Requirements. Pick out each line containing the string "write" and copy it.

- - -

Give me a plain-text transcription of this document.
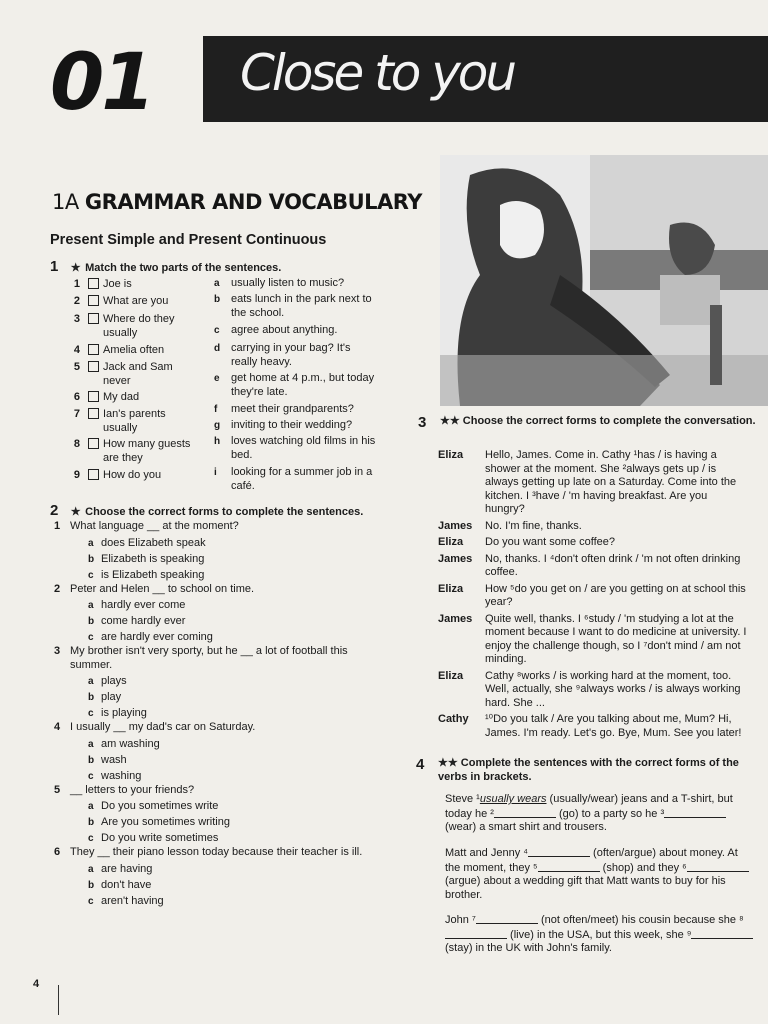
01 Close to you
1A GRAMMAR AND VOCABULARY
Present Simple and Present Continuous
1 ★ Match the two parts of the sentences.
1 Joe is
2 What are you
3 Where do they usually
4 Amelia often
5 Jack and Sam never
6 My dad
7 Ian's parents usually
8 How many guests are they
9 How do you
a usually listen to music?
b eats lunch in the park next to the school.
c agree about anything.
d carrying in your bag? It's really heavy.
e get home at 4 p.m., but today they're late.
f meet their grandparents?
g inviting to their wedding?
h loves watching old films in his bed.
i looking for a summer job in a café.
2 ★ Choose the correct forms to complete the sentences.
1 What language __ at the moment?
a does Elizabeth speak
b Elizabeth is speaking
c is Elizabeth speaking
2 Peter and Helen __ to school on time.
a hardly ever come
b come hardly ever
c are hardly ever coming
3 My brother isn't very sporty, but he __ a lot of football this summer.
a plays
b play
c is playing
4 I usually __ my dad's car on Saturday.
a am washing
b wash
c washing
5 __ letters to your friends?
a Do you sometimes write
b Are you sometimes writing
c Do you write sometimes
6 They __ their piano lesson today because their teacher is ill.
a are having
b don't have
c aren't having
3 ★★ Choose the correct forms to complete the conversation.
Eliza	Hello, James. Come in. Cathy ¹has / is having a shower at the moment. She ²always gets up / is always getting up late on a Saturday. Come into the kitchen. I ³have / 'm having breakfast. Are you hungry?
James	No. I'm fine, thanks.
Eliza	Do you want some coffee?
James	No, thanks. I ⁴don't often drink / 'm not often drinking coffee.
Eliza	How ⁵do you get on / are you getting on at school this year?
James	Quite well, thanks. I ⁶study / 'm studying a lot at the moment because I want to do medicine at university. I enjoy the challenge though, so I ⁷don't mind / am not minding.
Eliza	Cathy ⁸works / is working hard at the moment, too. Well, actually, she ⁹always works / is always working hard. She ...
Cathy	¹⁰Do you talk / Are you talking about me, Mum? Hi, James. I'm ready. Let's go. Bye, Mum. See you later!
4 ★★ Complete the sentences with the correct forms of the verbs in brackets.
Steve ¹usually wears (usually/wear) jeans and a T-shirt, but today he ²	(go) to a party so he ³ (wear) a smart shirt and trousers.
Matt and Jenny ⁴	(often/argue) about money. At the moment, they ⁵	(shop) and they ⁶ (argue) about a wedding gift that Matt wants to buy for his brother.
John ⁷	(not often/meet) his cousin because she ⁸ (live) in the USA, but this week, she ⁹ (stay) in the UK with John's family.
4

- - -

Solution to the exercise.
a Do you sometimes write
c Do you write sometimes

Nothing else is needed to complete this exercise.